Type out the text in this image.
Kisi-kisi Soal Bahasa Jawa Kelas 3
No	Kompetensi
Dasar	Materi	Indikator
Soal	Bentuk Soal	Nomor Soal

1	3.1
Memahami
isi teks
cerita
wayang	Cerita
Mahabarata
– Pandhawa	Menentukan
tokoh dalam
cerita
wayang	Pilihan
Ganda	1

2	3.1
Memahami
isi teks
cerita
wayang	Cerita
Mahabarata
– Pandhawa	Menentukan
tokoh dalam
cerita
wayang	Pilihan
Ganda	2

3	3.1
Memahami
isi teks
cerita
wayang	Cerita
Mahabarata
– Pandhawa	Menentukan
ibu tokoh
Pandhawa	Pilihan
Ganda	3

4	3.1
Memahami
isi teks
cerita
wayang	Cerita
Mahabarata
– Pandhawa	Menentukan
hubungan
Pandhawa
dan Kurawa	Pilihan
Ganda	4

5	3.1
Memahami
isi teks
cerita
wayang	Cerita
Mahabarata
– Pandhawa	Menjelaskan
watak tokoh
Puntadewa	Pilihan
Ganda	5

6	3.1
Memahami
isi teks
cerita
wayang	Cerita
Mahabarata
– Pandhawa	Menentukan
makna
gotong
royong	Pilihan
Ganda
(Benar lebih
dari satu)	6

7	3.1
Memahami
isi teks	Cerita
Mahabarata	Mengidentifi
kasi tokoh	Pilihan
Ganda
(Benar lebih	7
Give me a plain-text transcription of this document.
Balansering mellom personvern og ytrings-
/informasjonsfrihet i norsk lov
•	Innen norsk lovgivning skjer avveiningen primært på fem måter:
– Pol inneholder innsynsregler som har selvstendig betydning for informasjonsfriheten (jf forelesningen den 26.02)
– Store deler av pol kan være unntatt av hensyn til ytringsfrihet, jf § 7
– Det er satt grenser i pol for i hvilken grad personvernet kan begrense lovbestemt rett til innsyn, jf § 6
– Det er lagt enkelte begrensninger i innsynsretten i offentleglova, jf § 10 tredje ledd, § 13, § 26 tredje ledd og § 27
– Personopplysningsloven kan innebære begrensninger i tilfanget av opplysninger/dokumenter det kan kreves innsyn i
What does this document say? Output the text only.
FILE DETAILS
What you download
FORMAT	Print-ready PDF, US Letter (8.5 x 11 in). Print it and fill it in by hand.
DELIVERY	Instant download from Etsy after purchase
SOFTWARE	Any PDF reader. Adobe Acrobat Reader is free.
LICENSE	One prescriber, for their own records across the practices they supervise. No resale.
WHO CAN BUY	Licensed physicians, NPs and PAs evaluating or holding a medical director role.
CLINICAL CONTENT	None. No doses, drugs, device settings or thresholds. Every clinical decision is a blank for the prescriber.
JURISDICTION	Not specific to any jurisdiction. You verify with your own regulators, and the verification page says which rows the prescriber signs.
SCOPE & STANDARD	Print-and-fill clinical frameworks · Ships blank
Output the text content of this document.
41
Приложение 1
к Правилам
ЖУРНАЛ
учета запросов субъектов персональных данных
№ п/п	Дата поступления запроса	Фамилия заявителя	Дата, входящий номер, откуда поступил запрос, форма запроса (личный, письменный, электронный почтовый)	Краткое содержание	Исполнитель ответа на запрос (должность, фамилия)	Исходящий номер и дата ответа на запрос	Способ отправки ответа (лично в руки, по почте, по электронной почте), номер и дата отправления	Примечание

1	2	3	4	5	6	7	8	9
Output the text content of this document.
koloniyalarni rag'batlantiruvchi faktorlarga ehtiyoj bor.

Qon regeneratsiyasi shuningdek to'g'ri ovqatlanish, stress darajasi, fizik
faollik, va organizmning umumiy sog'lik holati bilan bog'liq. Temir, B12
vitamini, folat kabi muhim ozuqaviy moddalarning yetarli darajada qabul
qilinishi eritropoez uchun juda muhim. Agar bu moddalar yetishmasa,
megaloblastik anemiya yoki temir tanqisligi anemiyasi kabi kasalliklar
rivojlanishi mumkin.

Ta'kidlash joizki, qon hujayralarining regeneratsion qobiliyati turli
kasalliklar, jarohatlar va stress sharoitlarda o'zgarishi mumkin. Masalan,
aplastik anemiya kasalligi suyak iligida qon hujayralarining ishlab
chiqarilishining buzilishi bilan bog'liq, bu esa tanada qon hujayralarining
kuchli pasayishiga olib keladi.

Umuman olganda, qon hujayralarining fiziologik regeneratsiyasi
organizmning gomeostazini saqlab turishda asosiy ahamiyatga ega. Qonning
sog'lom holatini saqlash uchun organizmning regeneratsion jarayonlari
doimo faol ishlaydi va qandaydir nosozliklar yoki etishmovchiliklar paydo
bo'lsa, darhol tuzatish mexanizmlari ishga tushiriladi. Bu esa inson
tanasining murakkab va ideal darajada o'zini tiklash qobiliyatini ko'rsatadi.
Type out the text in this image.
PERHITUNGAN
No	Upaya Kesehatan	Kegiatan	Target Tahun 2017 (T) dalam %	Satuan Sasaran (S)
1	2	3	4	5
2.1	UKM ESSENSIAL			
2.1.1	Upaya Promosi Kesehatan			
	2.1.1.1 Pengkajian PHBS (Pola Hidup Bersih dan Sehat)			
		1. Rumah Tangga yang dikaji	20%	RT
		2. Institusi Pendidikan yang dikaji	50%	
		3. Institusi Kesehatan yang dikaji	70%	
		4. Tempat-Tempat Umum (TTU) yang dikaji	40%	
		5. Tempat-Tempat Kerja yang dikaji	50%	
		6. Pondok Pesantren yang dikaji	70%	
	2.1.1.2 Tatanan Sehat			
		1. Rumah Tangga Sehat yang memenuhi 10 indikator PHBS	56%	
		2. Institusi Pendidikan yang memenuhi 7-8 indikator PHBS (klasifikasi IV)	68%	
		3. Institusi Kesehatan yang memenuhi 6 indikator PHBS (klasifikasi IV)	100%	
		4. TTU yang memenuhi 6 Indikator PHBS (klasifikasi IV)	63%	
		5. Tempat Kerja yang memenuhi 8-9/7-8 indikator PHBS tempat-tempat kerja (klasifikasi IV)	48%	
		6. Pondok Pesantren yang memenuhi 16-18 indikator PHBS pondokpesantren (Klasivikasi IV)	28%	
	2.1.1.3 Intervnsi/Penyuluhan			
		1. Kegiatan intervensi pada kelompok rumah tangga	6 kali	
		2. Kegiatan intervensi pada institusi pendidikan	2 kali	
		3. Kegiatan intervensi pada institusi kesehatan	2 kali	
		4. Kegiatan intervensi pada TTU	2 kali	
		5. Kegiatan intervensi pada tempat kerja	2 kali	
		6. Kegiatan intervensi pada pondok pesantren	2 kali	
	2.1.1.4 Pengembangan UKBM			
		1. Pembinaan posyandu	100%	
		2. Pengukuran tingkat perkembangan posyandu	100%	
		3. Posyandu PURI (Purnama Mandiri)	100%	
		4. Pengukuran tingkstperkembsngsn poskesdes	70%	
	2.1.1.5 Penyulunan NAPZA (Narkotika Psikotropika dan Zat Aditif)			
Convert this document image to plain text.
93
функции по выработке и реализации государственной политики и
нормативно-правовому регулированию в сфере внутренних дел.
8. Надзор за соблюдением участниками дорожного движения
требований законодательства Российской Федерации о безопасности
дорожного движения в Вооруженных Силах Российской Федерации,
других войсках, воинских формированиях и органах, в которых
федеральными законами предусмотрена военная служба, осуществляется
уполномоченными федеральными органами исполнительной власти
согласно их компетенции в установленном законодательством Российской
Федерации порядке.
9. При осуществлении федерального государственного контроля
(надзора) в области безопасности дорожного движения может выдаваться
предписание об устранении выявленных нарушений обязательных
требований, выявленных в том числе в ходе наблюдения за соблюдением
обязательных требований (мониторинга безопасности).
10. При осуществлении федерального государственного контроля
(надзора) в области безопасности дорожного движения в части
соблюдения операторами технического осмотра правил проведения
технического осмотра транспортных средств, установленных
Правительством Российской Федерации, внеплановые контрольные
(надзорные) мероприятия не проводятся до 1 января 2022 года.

::::

> **The problem**:
Write out once more the lines above beginning at the line with "Convert this document image to plain text."; continue through the final line and stop there.

> **The result**:
Convert this document image to plain text.
93
функции по выработке и реализации государственной политики и
нормативно-правовому регулированию в сфере внутренних дел.
8. Надзор за соблюдением участниками дорожного движения
требований законодательства Российской Федерации о безопасности
дорожного движения в Вооруженных Силах Российской Федерации,
других войсках, воинских формированиях и органах, в которых
федеральными законами предусмотрена военная служба, осуществляется
уполномоченными федеральными органами исполнительной власти
согласно их компетенции в установленном законодательством Российской
Федерации порядке.
9. При осуществлении федерального государственного контроля
(надзора) в области безопасности дорожного движения может выдаваться
предписание об устранении выявленных нарушений обязательных
требований, выявленных в том числе в ходе наблюдения за соблюдением
обязательных требований (мониторинга безопасности).
10. При осуществлении федерального государственного контроля
(надзора) в области безопасности дорожного движения в части
соблюдения операторами технического осмотра правил проведения
технического осмотра транспортных средств, установленных
Правительством Российской Федерации, внеплановые контрольные
(надзорные) мероприятия не проводятся до 1 января 2022 года.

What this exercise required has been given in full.